* Written instruction *
Copy every line with the string "fall" in it.

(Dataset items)
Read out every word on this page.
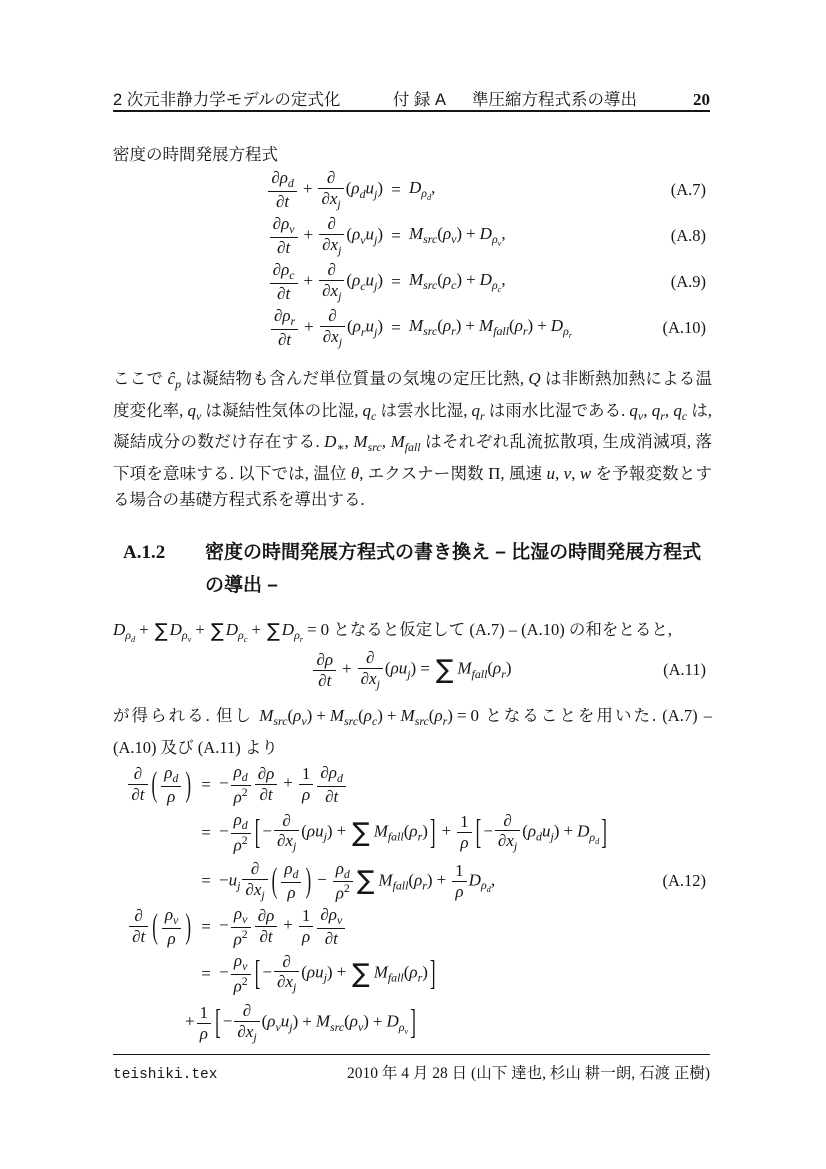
2 次元非静力学モデルの定式化	付 録 A 準圧縮方程式系の導出	20
密度の時間発展方程式
$\frac{\partial\rho_d}{\partial t}$ +
∂
$\partial x_j$
$(\rho_du_j) = D_{\rho_d}$,	(A.7)
$\frac{\partial\rho_v}{\partial t}$ +
∂
$\partial x_j$
$(\rho_vu_j) = M_{src}(\rho_v) + D_{\rho_v}$,	(A.8)
$\frac{\partial\rho_c}{\partial t}$ +
∂
$\partial x_j$
$(\rho_cu_j) = M_{src}(\rho_c) + D_{\rho_c}$,	(A.9)
$\frac{\partial\rho_r}{\partial t}$ +
∂
$\partial x_j$
$(\rho_ru_j) = M_{src}(\rho_r) + M_{fall}(\rho_r) + D_{\rho_r}$	(A.10)
ここで $ĉ_p$ は凝結物も含んだ単位質量の気塊の定圧比熱, Q は非断熱加熱による温度変化率, $q_v$ は凝結性気体の比湿, $q_c$ は雲水比湿, $q_r$ は雨水比湿である. $q_v$, $q_r$, $q_c$ は, 凝結成分の数だけ存在する. $D_∗$, $M_{src}$, $M_{fall}$ はそれぞれ乱流拡散項, 生成消滅項, 落下項を意味する. 以下では, 温位 θ, エクスナー関数 Π, 風速 u, v, w を予報変数とする場合の基礎方程式系を導出する.
A.1.2	密度の時間発展方程式の書き換え – 比湿の時間発展方程式
の導出 –
$D_{\rho_d}+$ ∑ $D_{\rho_v}+$ ∑ $D_{\rho_c}+$ ∑ $D_{\rho_r}= 0$ となると仮定して (A.7) – (A.10) の和をとると,
$\frac{\partial\rho}{\partial t}$ +
∂
$\partial x_j$
$(\rho u_j)$ = ∑ $M_{fall}(\rho_r)$	(A.11)
が得られる. 但し $M_{src}(\rho_v) + M_{src}(\rho_c) + M_{src}(\rho_r) = 0$ となることを用いた. (A.7) – (A.10) 及び (A.11) より
∂
∂t ( $\frac{\rho_d}{\rho}$ ) = − $\frac{\rho_d}{\rho^2} \frac{\partial\rho}{\partial t} + \frac{1}{\rho} \frac{\partial\rho_d}{\partial t}$
= − $\frac{\rho_d}{\rho^2}$ [ −
∂
$\partial x_j$
$(\rho u_j)$ + ∑ $M_{fall}(\rho_r)$ ] + $\frac{1}{\rho}$ [ −
∂
$\partial x_j$
$(\rho_du_j) + D_{\rho_d}$ ]
= $-u_j$
∂
$\partial x_j$ ( $\frac{\rho_d}{\rho}$ ) − $\frac{\rho_d}{\rho^2}$ ∑ $M_{fall}(\rho_r) + \frac{1}{\rho} D_{\rho_d}$,	(A.12)
∂
∂t ( $\frac{\rho_v}{\rho}$ ) = − $\frac{\rho_v}{\rho^2} \frac{\partial\rho}{\partial t} + \frac{1}{\rho} \frac{\partial\rho_v}{\partial t}$
= − $\frac{\rho_v}{\rho^2}$ [ −
∂
$\partial x_j$
$(\rho u_j)$ + ∑ $M_{fall}(\rho_r)$ ]
+ $\frac{1}{\rho}$ [ −
∂
$\partial x_j$
$(\rho_vu_j) + M_{src}(\rho_v) + D_{\rho_v}$ ]
teishiki.tex	2010 年 4 月 28 日 (山下 達也, 杉山 耕一朗, 石渡 正樹)
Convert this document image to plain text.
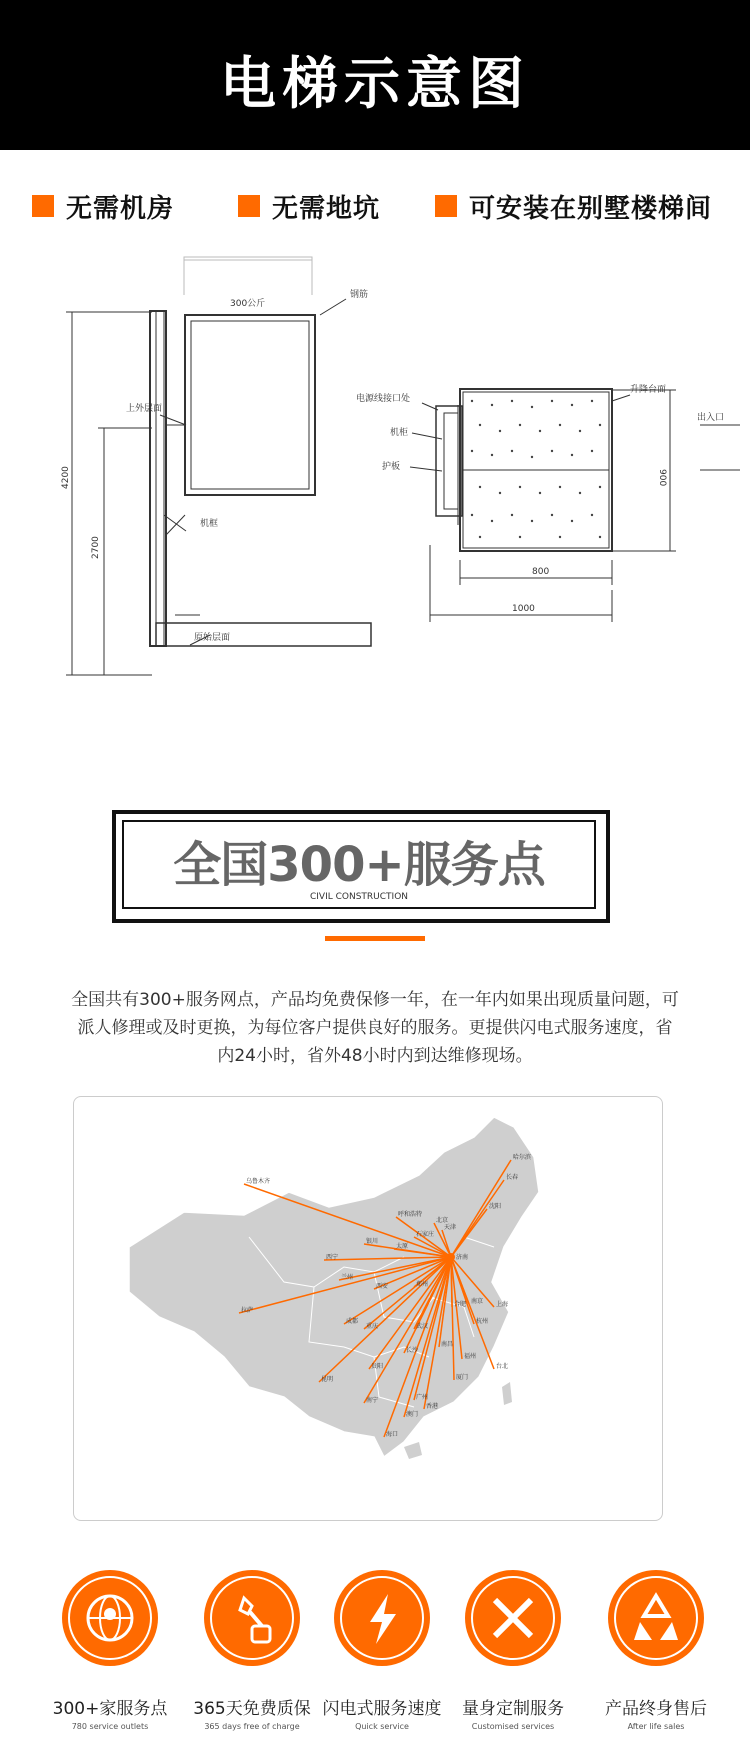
电梯示意图
无需机房	无需地坑	可安装在别墅楼梯间
300公斤
钢筋
上外层面
机框
原始层面
4200
2700
电源线接口处
机柜
护板
升降台面
出入口
900
800
1000
全国300+服务点
CIVIL CONSTRUCTION
全国共有300+服务网点，产品均免费保修一年，在一年内如果出现质量问题，可派人修理或及时更换，为每位客户提供良好的服务。更提供闪电式服务速度，省内24小时，省外48小时内到达维修现场。
哈尔滨
长春
沈阳
呼和浩特
北京
天津
石家庄
银川
太原
乌鲁木齐
西宁
兰州
西安	郑州
合肥 南京 上海
杭州
拉萨
成都
重庆	武汉
南昌
福州
台北
厦门
长沙
贵阳
昆明
南宁	广州
香港
澳门
海口
济南
300+家服务点
780 service outlets
365天免费质保
365 days free of charge
闪电式服务速度
Quick service
量身定制服务
Customised services
产品终身售后
After life sales
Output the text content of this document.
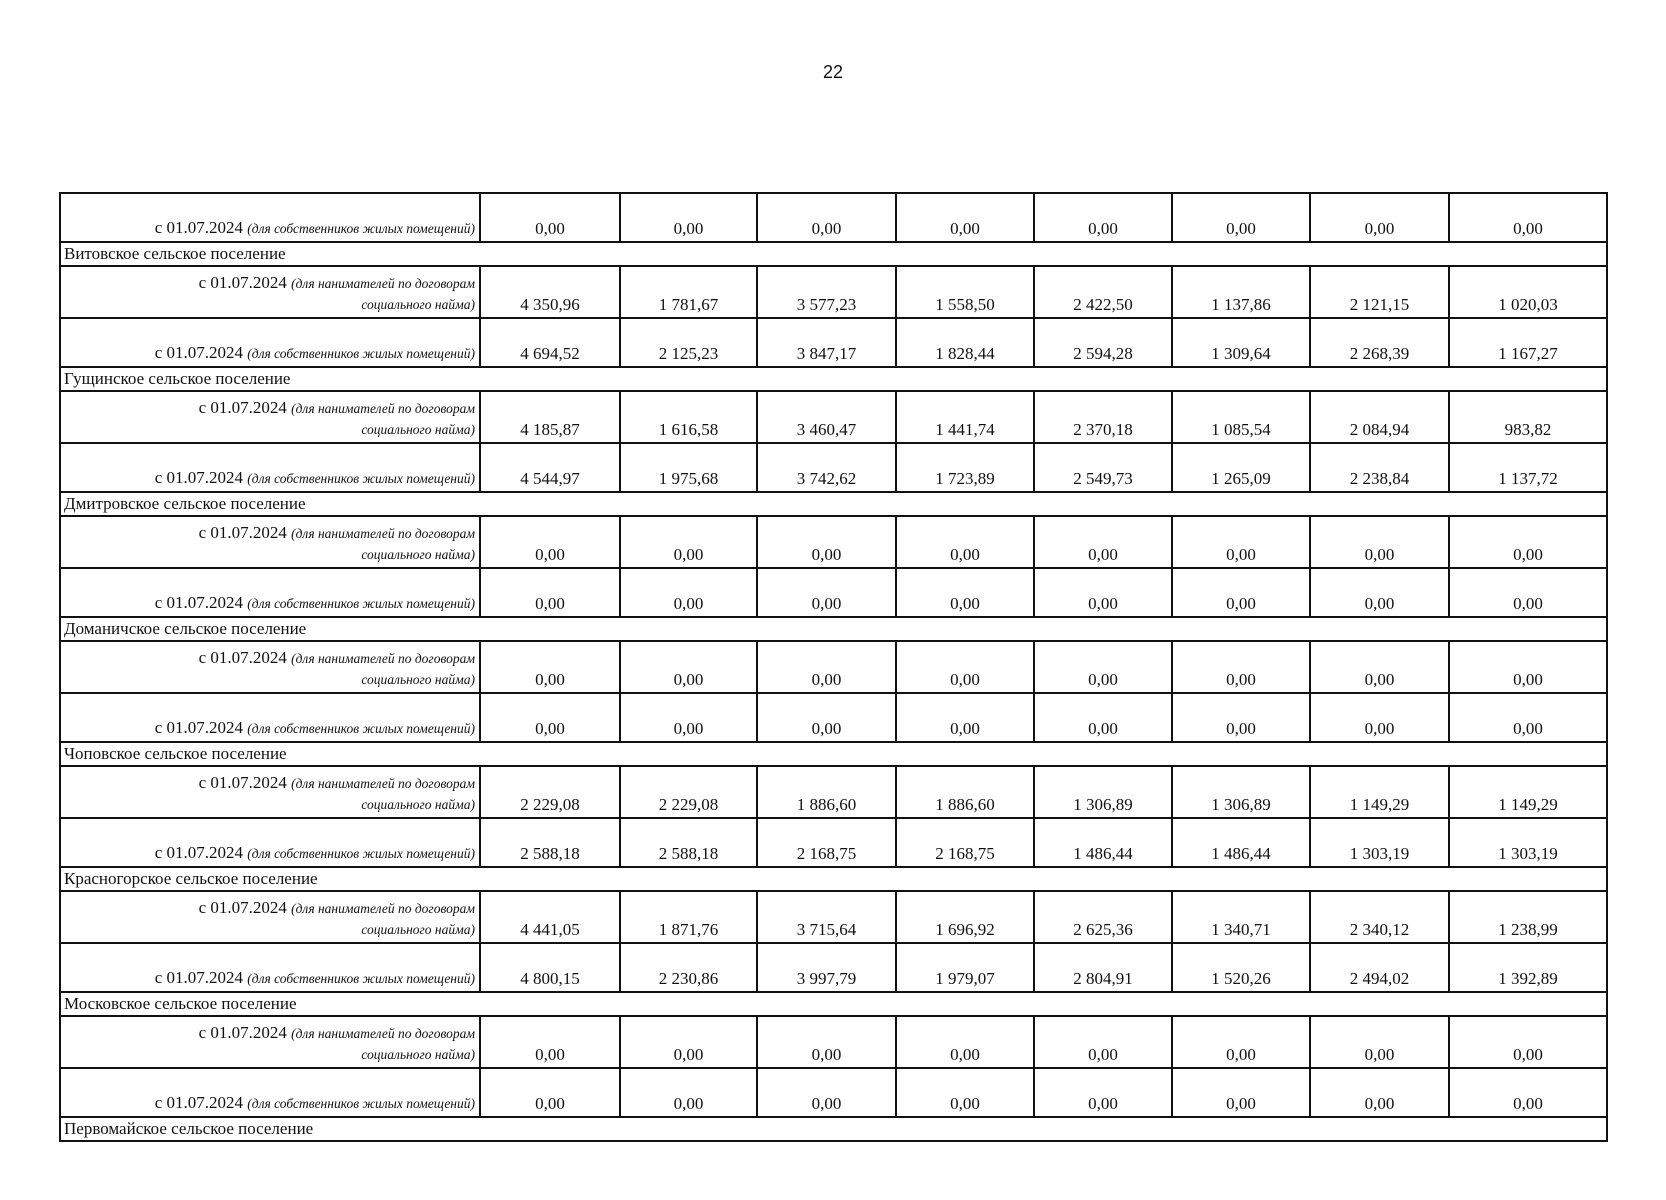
22
с 01.07.2024 (для собственников жилых помещений)	0,00	0,00	0,00	0,00	0,00	0,00	0,00	0,00
Витовское сельское поселение								

с 01.07.2024 (для нанимателей по договорам
социального найма)	4 350,96	1 781,67	3 577,23	1 558,50	2 422,50	1 137,86	2 121,15	1 020,03
с 01.07.2024 (для собственников жилых помещений)	4 694,52	2 125,23	3 847,17	1 828,44	2 594,28	1 309,64	2 268,39	1 167,27
Гущинское сельское поселение								

с 01.07.2024 (для нанимателей по договорам
социального найма)	4 185,87	1 616,58	3 460,47	1 441,74	2 370,18	1 085,54	2 084,94	983,82
с 01.07.2024 (для собственников жилых помещений)	4 544,97	1 975,68	3 742,62	1 723,89	2 549,73	1 265,09	2 238,84	1 137,72
Дмитровское сельское поселение								

с 01.07.2024 (для нанимателей по договорам
социального найма)	0,00	0,00	0,00	0,00	0,00	0,00	0,00	0,00
с 01.07.2024 (для собственников жилых помещений)	0,00	0,00	0,00	0,00	0,00	0,00	0,00	0,00
Доманичское сельское поселение								

с 01.07.2024 (для нанимателей по договорам
социального найма)	0,00	0,00	0,00	0,00	0,00	0,00	0,00	0,00
с 01.07.2024 (для собственников жилых помещений)	0,00	0,00	0,00	0,00	0,00	0,00	0,00	0,00
Чоповское сельское поселение								

с 01.07.2024 (для нанимателей по договорам
социального найма)	2 229,08	2 229,08	1 886,60	1 886,60	1 306,89	1 306,89	1 149,29	1 149,29
с 01.07.2024 (для собственников жилых помещений)	2 588,18	2 588,18	2 168,75	2 168,75	1 486,44	1 486,44	1 303,19	1 303,19
Красногорское сельское поселение								

с 01.07.2024 (для нанимателей по договорам
социального найма)	4 441,05	1 871,76	3 715,64	1 696,92	2 625,36	1 340,71	2 340,12	1 238,99
с 01.07.2024 (для собственников жилых помещений)	4 800,15	2 230,86	3 997,79	1 979,07	2 804,91	1 520,26	2 494,02	1 392,89
Московское сельское поселение								

с 01.07.2024 (для нанимателей по договорам
социального найма)	0,00	0,00	0,00	0,00	0,00	0,00	0,00	0,00
с 01.07.2024 (для собственников жилых помещений)	0,00	0,00	0,00	0,00	0,00	0,00	0,00	0,00
Первомайское сельское поселение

* Result for this exercise *
$(\rho_ru_j) = M_{src}(\rho_r) + M_{fall}(\rho_r) + D_{\rho_r}$	(A.10)
ここで $ĉ_p$ は凝結物も含んだ単位質量の気塊の定圧比熱, Q は非断熱加熱による温度変化率, $q_v$ は凝結性気体の比湿, $q_c$ は雲水比湿, $q_r$ は雨水比湿である. $q_v$, $q_r$, $q_c$ は, 凝結成分の数だけ存在する. $D_∗$, $M_{src}$, $M_{fall}$ はそれぞれ乱流拡散項, 生成消滅項, 落下項を意味する. 以下では, 温位 θ, エクスナー関数 Π, 風速 u, v, w を予報変数とする場合の基礎方程式系を導出する.
$(\rho u_j)$ = ∑ $M_{fall}(\rho_r)$	(A.11)
$(\rho u_j)$ + ∑ $M_{fall}(\rho_r)$ ] + $\frac{1}{\rho}$ [ −
$\partial x_j$ ( $\frac{\rho_d}{\rho}$ ) − $\frac{\rho_d}{\rho^2}$ ∑ $M_{fall}(\rho_r) + \frac{1}{\rho} D_{\rho_d}$,	(A.12)
$(\rho u_j)$ + ∑ $M_{fall}(\rho_r)$ ]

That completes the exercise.